[Start RECORD EXCERPTS]

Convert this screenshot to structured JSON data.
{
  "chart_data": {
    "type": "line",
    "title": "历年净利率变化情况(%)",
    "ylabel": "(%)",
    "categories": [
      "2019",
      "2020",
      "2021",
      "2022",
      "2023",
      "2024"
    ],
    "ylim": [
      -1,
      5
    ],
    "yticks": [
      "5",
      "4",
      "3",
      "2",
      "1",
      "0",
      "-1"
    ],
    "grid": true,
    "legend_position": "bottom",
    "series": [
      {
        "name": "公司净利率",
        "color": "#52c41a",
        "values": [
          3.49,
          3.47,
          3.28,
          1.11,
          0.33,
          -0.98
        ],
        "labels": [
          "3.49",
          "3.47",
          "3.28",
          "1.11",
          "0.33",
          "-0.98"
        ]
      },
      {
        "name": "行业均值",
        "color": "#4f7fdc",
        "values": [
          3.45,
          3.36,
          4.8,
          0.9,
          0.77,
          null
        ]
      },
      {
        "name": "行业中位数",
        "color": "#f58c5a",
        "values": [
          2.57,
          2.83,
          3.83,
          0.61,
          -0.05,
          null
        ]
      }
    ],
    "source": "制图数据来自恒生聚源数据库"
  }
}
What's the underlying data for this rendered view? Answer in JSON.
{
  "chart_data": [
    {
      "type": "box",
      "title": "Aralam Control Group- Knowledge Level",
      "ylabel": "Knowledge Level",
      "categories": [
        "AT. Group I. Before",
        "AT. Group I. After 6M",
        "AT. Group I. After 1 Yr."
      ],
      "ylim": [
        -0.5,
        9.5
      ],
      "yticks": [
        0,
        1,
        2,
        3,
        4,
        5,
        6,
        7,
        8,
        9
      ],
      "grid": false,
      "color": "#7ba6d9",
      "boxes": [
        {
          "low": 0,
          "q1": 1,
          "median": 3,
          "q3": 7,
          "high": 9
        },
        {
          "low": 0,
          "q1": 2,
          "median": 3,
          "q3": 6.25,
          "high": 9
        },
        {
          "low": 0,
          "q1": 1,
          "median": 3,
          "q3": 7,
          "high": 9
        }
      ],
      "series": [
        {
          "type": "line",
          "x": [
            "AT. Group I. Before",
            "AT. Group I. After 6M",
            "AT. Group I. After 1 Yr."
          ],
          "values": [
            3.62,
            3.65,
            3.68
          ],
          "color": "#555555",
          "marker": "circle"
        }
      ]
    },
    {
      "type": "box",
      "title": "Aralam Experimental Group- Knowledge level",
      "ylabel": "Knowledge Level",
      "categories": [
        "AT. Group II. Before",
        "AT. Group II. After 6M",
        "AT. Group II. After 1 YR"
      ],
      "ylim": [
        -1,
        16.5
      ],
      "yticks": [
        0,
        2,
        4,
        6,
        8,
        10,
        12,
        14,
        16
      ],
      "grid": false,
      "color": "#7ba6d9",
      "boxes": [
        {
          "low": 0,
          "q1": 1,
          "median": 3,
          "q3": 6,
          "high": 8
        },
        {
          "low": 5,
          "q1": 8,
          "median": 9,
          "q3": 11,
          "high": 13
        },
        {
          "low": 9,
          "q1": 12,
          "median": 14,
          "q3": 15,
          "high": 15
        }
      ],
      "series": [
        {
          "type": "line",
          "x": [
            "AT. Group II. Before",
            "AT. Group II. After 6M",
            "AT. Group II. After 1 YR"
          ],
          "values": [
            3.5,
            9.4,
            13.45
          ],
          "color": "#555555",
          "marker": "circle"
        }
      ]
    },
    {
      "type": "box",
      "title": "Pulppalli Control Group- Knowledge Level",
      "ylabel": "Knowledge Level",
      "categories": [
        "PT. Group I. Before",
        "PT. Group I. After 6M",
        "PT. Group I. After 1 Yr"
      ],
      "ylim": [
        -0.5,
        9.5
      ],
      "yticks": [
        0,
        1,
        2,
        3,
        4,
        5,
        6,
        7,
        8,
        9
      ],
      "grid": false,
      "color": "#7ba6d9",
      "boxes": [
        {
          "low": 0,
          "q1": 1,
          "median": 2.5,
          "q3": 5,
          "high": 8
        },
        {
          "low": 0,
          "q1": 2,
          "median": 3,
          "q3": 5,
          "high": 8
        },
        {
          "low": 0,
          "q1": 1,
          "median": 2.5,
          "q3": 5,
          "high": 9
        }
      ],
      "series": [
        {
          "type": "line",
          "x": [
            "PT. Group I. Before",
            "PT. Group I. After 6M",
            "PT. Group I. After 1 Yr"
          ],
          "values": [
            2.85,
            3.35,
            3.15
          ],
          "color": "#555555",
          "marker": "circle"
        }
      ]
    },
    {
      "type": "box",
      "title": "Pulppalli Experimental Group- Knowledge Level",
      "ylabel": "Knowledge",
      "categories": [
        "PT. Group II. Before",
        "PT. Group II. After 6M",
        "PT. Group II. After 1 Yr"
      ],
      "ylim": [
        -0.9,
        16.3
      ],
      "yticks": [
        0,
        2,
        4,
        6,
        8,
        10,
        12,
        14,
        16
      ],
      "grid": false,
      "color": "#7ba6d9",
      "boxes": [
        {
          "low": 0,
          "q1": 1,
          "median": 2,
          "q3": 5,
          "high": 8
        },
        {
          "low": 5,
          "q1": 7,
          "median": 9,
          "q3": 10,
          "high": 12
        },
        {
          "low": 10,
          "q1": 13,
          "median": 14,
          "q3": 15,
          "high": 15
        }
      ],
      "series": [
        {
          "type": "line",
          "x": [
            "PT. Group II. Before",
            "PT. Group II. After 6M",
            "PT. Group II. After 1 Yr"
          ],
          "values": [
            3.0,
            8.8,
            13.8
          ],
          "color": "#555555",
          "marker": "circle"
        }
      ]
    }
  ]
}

[End RECORD EXCERPTS]
[Start RECORD EXCERPTS]

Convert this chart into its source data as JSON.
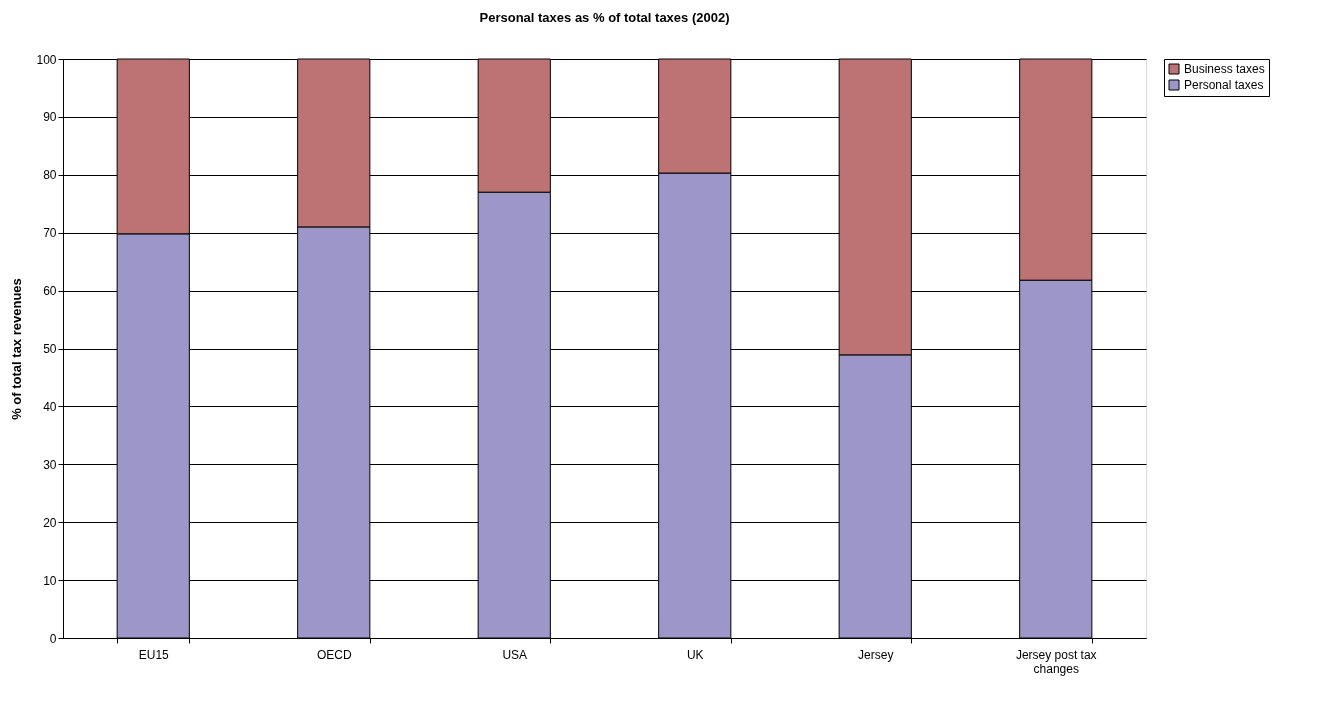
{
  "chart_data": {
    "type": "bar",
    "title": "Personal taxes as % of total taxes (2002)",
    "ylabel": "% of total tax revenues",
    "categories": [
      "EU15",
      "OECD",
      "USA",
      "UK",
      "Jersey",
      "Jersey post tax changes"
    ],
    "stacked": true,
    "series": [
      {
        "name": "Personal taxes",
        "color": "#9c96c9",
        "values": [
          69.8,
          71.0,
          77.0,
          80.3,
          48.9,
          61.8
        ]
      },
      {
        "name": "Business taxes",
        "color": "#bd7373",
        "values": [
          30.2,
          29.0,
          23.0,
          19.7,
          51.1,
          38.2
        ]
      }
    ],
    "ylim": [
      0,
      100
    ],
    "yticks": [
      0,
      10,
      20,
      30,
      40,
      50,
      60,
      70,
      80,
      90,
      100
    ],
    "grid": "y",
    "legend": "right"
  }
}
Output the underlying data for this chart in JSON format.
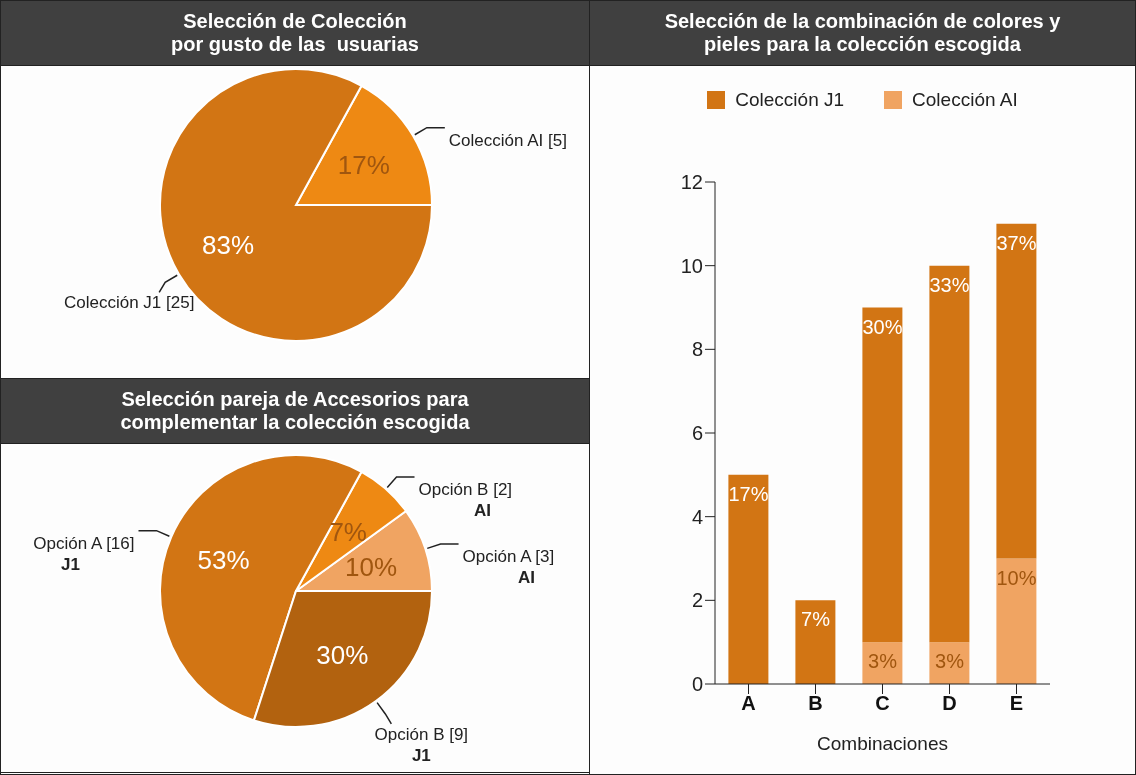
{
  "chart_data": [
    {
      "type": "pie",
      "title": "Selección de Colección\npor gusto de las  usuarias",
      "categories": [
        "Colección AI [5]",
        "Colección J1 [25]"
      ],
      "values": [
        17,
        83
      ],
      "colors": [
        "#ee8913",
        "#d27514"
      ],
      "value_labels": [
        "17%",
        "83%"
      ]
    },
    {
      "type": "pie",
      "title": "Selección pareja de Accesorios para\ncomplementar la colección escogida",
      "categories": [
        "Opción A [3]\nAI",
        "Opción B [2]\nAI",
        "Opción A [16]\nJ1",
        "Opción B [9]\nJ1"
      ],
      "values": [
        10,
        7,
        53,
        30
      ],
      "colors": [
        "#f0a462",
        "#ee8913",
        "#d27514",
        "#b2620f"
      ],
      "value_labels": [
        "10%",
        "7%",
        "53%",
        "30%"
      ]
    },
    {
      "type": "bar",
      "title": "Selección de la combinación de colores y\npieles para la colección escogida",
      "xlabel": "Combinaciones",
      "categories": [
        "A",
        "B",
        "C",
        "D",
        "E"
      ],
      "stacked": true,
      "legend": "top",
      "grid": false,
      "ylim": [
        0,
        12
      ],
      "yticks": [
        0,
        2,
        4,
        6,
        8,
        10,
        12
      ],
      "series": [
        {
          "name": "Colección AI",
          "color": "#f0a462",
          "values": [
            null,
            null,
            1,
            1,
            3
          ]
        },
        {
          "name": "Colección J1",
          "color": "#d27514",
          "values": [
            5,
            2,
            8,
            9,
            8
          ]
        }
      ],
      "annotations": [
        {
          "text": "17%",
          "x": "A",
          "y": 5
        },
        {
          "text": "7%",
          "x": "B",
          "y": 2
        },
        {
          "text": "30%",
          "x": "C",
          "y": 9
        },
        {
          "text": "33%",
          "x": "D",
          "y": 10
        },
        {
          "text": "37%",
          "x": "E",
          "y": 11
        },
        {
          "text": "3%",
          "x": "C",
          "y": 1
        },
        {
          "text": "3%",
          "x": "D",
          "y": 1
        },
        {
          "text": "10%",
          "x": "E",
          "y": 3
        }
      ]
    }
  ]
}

[End RECORD EXCERPTS]
[Start RECORD EXCERPTS]

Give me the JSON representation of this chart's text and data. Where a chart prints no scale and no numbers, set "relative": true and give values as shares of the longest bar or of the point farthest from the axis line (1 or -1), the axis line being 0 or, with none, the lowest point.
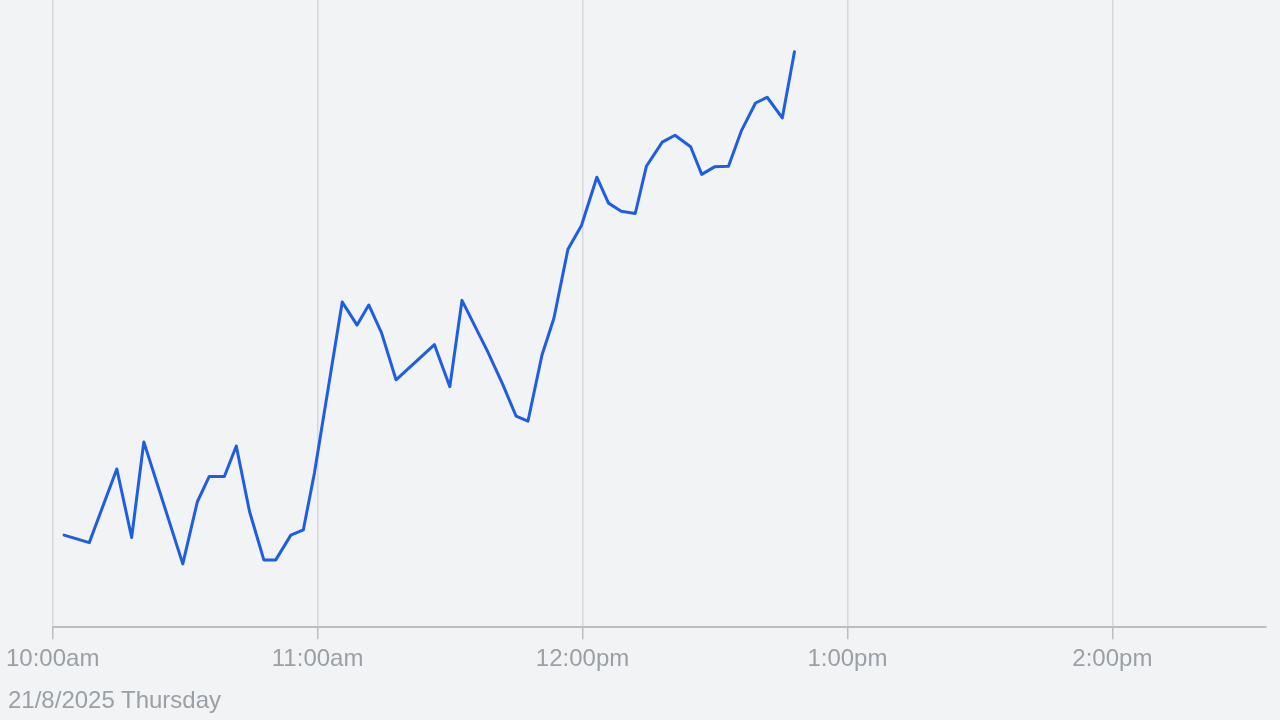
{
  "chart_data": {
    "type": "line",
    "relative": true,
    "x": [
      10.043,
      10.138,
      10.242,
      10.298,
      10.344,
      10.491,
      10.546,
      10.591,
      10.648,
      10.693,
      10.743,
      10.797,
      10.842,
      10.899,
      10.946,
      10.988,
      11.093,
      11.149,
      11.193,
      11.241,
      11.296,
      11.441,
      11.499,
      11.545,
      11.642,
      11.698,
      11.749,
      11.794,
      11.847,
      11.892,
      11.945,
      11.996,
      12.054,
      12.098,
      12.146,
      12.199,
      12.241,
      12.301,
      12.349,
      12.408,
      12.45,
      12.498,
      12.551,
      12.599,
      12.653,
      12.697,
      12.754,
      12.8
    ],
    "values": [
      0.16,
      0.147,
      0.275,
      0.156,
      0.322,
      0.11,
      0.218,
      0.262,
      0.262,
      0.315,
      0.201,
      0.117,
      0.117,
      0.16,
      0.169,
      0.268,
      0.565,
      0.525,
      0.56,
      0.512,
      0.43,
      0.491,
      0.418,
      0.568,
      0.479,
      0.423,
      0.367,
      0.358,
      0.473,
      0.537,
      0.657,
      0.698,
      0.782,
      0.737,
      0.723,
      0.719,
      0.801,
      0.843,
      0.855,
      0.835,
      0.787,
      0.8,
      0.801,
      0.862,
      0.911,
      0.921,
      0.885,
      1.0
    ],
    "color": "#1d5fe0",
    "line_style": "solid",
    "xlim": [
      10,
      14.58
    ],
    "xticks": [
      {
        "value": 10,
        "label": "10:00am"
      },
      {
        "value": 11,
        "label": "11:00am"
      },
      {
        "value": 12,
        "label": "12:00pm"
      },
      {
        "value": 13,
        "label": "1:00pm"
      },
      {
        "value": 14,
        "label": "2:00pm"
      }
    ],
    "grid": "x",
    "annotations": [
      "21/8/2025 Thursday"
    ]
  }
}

[End RECORD EXCERPTS]

THE REQUEST - Return every line containing "Experimental".

COMPLETED TASK -
      "title": "Aralam Experimental Group- Knowledge level",
      "title": "Pulppalli Experimental Group- Knowledge Level",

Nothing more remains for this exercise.